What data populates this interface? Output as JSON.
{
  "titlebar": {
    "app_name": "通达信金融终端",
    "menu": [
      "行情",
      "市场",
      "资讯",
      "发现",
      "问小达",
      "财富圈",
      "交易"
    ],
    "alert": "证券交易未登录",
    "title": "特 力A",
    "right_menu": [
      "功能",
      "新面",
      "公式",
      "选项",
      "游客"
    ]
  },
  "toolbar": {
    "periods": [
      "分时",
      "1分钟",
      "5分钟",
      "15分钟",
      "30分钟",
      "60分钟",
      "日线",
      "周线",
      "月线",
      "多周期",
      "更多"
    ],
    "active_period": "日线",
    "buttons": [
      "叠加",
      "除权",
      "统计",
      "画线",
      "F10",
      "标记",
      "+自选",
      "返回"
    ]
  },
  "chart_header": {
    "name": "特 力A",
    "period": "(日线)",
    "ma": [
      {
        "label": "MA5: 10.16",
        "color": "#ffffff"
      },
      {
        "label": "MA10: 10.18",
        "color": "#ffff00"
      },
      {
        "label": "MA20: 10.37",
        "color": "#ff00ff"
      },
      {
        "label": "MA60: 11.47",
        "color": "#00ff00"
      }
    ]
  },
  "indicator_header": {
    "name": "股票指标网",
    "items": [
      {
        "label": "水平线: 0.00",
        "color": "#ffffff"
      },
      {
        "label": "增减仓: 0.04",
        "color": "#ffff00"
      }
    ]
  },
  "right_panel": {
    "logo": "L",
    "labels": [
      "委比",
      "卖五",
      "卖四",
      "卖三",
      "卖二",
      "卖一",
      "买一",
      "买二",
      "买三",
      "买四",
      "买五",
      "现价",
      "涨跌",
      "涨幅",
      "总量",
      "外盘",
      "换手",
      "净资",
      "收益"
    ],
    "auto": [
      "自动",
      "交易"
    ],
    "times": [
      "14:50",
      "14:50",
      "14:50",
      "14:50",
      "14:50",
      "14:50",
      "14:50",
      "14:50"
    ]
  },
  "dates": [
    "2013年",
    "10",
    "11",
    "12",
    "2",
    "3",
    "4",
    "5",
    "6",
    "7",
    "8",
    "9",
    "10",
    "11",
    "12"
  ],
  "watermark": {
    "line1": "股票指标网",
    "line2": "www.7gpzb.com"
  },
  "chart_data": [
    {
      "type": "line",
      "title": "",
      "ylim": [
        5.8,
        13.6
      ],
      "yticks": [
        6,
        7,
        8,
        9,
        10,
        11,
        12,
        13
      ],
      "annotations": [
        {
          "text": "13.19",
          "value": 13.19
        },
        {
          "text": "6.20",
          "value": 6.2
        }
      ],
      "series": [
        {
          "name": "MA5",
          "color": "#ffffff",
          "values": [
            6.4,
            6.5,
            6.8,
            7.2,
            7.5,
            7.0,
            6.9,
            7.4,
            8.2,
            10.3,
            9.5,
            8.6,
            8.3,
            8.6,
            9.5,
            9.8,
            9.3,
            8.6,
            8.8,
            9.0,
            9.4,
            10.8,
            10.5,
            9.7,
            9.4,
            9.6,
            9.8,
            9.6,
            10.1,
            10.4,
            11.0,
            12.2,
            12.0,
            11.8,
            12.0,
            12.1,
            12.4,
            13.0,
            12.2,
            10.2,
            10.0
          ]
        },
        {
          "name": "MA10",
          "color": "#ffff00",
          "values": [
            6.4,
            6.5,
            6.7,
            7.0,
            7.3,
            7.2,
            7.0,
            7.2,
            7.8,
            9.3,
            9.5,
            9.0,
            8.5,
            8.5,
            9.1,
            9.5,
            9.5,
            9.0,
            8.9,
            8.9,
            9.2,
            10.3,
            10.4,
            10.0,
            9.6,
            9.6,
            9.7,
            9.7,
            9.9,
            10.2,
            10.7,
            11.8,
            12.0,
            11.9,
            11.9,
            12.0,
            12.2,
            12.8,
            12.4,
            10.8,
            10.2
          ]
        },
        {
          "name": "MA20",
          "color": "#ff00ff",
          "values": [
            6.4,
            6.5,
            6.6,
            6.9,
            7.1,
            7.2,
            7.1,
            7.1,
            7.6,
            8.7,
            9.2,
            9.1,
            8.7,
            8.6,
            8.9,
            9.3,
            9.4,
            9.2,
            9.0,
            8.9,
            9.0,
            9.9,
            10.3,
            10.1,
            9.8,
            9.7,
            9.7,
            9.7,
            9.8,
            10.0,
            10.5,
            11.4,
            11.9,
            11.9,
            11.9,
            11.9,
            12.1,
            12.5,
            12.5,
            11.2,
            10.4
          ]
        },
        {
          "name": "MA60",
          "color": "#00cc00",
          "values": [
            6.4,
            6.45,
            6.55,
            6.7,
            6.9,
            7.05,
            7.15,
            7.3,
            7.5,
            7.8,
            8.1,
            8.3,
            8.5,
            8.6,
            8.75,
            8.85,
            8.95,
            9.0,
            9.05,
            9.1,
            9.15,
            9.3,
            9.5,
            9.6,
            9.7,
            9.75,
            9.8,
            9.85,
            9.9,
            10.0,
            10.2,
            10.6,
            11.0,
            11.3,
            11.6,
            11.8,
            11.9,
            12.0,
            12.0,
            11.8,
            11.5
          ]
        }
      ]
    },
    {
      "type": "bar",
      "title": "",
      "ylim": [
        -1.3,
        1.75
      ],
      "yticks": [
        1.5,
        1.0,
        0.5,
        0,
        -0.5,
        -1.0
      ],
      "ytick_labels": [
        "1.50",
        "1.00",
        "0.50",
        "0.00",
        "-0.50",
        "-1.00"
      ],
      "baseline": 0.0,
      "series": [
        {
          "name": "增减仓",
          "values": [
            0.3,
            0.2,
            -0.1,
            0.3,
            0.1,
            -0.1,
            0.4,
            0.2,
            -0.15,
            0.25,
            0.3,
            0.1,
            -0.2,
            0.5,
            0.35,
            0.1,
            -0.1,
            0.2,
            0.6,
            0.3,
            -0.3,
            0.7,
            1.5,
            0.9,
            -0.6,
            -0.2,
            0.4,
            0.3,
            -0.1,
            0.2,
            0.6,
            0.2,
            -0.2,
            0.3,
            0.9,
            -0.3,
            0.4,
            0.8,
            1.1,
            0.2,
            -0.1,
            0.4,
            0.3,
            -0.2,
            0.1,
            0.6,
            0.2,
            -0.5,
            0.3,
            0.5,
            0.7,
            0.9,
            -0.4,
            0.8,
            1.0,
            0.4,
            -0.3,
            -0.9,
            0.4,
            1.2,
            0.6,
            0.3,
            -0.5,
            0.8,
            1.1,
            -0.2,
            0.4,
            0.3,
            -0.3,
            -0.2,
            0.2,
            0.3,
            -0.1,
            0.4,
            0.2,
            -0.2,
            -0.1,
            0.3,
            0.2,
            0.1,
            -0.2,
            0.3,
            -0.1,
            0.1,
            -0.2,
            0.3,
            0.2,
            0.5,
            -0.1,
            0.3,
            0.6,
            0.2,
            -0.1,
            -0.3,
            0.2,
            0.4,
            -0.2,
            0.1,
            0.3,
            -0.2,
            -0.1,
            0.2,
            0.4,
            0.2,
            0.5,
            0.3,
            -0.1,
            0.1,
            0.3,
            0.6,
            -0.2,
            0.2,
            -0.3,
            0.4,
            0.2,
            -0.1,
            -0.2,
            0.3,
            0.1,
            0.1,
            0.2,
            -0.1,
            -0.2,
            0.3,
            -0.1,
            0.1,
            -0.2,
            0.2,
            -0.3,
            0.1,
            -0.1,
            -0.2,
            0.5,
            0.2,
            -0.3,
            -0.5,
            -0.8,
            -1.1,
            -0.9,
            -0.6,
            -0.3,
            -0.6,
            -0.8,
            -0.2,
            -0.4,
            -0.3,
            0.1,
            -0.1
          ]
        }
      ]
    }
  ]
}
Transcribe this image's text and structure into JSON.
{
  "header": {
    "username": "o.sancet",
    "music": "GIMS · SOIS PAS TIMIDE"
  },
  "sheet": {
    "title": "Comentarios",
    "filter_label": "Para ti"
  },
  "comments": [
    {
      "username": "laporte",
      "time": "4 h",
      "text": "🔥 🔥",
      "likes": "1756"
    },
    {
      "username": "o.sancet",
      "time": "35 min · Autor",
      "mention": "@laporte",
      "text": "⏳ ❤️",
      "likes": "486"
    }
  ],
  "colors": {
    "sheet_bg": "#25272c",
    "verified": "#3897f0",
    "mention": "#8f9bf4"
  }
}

## Objective
Give back exactly the lines from the one containing "Transcribe this image's" to the end of the material, both ends included.

## Written response
Transcribe this image's text and structure into JSON.
{
  "header": {
    "username": "o.sancet",
    "music": "GIMS · SOIS PAS TIMIDE"
  },
  "sheet": {
    "title": "Comentarios",
    "filter_label": "Para ti"
  },
  "comments": [
    {
      "username": "laporte",
      "time": "4 h",
      "text": "🔥 🔥",
      "likes": "1756"
    },
    {
      "username": "o.sancet",
      "time": "35 min · Autor",
      "mention": "@laporte",
      "text": "⏳ ❤️",
      "likes": "486"
    }
  ],
  "colors": {
    "sheet_bg": "#25272c",
    "verified": "#3897f0",
    "mention": "#8f9bf4"
  }
}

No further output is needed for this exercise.